== Excerpt provided ==
[BEGIN]
Many of us begin with the first choice, myself included. I don’t quite remember the exact thoughts in the beginning because I was four. I have some memories from my start but they are just that, memories that could be factual or reproductions I have fabricated later in life from looking at photos. Who knows, and really, it isn’t important. I do know that it came quickly, it came easily, I was drawn to music and it made everything a little less empty. It didn’t require much work to play the pieces I was given in a way that the audiences or my teachers would deem good. So, as a young student I thought very simply about the violin. I am asked to play this piece. Okay, I will listen to it and soon I will know how to play it. Done. Next. Move on. Repeat. But the unfortunate byproduct was that I still fell victim to the natural fear and instincts within:
1. This is like juggling-jumping-spinning-and-brushing-your-teeth at the same time.
2. This instrument is expensive so don’t break it.
3. Definitely do not drop it, be careful, hold on!
[END]
== Required work ==
[A] Answer these questions from the violin passage:
(i) How old was the narrator when they started?
(ii) According to the narrator, what did music do to everything?
(iii) What does the second numbered line give as the reason not to break the instrument?
[B] Decide whether each statement agrees with the violin passage. Answer yes or no, and quote the words from the passage that settle it.
(i) The narrator clearly remembers their exact thoughts from the beginning.
(ii) Playing the assigned pieces well took the narrator a great deal of work.
(iii) The narrator was drawn to music.
[C] Write the next part of the violin passage, starting after its final numbered line.
The material that comes next is drawn from a separate source.

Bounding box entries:
[BEGIN]
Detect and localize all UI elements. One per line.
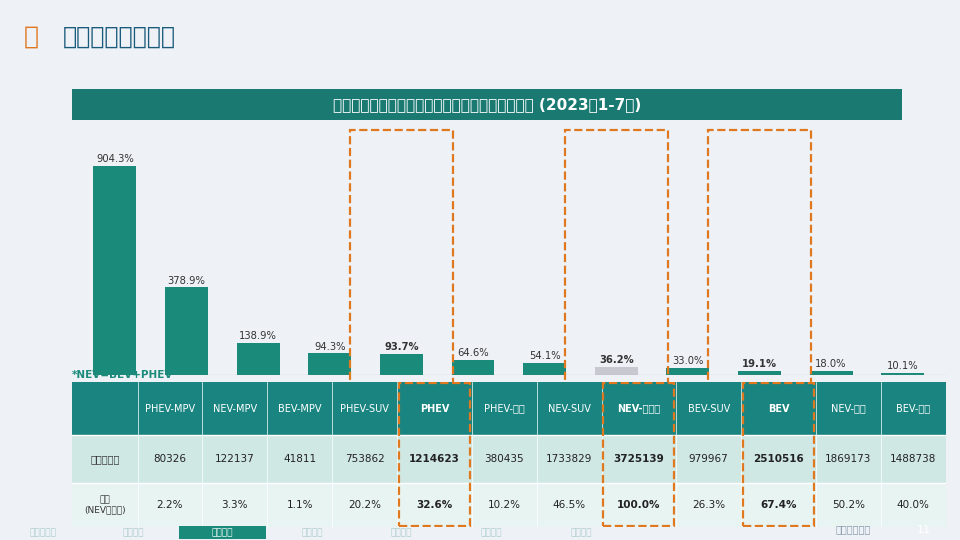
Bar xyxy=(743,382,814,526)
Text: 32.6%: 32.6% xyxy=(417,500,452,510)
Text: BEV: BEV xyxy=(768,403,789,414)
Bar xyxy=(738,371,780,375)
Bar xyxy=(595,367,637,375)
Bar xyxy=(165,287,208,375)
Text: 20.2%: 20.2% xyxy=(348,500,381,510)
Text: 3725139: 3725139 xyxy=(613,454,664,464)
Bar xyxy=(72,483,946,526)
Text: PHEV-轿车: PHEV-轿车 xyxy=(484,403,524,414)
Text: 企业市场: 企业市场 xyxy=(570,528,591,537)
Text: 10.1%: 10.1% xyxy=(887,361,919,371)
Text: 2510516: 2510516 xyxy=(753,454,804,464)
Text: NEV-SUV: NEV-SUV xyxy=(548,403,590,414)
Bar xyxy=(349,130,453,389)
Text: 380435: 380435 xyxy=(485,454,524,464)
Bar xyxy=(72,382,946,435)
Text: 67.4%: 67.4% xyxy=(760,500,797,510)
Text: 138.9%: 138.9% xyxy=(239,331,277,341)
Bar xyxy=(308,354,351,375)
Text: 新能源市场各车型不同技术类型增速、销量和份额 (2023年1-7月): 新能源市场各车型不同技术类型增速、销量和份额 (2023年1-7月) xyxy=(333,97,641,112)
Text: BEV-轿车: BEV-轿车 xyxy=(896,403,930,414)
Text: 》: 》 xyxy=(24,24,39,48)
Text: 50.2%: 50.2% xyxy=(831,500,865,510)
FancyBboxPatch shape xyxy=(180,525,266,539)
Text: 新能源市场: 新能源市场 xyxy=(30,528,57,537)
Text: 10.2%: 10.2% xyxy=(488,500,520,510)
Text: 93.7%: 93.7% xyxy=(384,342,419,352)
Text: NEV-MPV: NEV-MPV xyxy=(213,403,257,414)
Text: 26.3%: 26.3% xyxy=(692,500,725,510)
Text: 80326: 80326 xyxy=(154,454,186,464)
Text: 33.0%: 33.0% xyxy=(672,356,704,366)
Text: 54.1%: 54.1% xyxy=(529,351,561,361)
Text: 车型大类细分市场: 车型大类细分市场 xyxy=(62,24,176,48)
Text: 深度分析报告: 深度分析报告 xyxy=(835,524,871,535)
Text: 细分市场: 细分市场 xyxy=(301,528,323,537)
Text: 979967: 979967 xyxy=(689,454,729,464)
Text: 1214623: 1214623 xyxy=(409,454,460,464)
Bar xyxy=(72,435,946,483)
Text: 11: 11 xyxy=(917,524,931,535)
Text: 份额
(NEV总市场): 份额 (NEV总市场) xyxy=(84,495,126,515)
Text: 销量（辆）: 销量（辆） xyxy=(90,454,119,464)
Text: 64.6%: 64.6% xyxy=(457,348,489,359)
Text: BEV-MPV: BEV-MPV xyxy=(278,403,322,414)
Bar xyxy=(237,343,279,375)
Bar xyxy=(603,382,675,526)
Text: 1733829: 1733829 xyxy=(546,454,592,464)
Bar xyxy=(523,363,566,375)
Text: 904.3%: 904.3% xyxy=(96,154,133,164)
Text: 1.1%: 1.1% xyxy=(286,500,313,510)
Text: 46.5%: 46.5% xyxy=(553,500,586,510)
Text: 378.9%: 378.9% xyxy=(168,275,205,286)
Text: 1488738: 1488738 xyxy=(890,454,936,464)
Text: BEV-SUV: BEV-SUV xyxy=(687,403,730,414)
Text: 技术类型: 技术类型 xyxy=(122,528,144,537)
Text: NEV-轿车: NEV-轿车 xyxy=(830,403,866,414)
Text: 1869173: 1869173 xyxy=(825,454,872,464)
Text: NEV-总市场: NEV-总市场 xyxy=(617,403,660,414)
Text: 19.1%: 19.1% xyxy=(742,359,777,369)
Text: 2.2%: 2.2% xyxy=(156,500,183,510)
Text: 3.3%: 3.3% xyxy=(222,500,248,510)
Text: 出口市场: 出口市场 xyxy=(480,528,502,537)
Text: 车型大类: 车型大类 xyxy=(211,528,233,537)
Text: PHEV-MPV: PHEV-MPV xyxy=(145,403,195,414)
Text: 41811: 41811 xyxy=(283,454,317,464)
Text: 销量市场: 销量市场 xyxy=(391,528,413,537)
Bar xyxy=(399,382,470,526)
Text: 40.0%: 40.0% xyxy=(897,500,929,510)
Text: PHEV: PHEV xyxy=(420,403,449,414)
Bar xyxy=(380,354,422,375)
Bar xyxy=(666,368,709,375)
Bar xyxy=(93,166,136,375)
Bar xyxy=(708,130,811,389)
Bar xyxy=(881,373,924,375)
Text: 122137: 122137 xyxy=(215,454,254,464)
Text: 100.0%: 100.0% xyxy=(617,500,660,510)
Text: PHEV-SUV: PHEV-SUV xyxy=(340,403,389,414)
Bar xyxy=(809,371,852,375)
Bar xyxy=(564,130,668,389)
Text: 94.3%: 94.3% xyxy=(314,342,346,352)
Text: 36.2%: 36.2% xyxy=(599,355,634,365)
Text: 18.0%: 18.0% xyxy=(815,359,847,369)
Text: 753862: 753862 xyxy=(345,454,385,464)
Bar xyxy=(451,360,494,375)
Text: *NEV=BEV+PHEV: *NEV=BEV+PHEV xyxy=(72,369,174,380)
[END]
== Results for the exercise ==
[A]
(i) Four years old.
(ii) It made everything a little less empty.
(iii) The instrument is expensive.

[B]
(i) No: "I don’t quite remember the exact thoughts in the beginning because I was four."
(ii) No: "It didn’t require much work to play the pieces I was given in a way that the audiences or my teachers would deem good."
(iii) Yes: "I was drawn to music"

[C]
4. What size tuxedo will you need for your first performance?
5. Oh yeah, relax! Are you listening? I said relax!
Not only this, but as a 4 year old, my only education had been in the school of holding stuff. I felt like I knew quite a bit:
1. Hold mom’s hand when crossing the street.
2. Hold fingers that are extended to me.
3. Hold onto things and put them in my mouth to examine.
4. Hold a fork to eat because I’m four, time to be sophisticated, no more shoveling food with dirty fingers (still struggling).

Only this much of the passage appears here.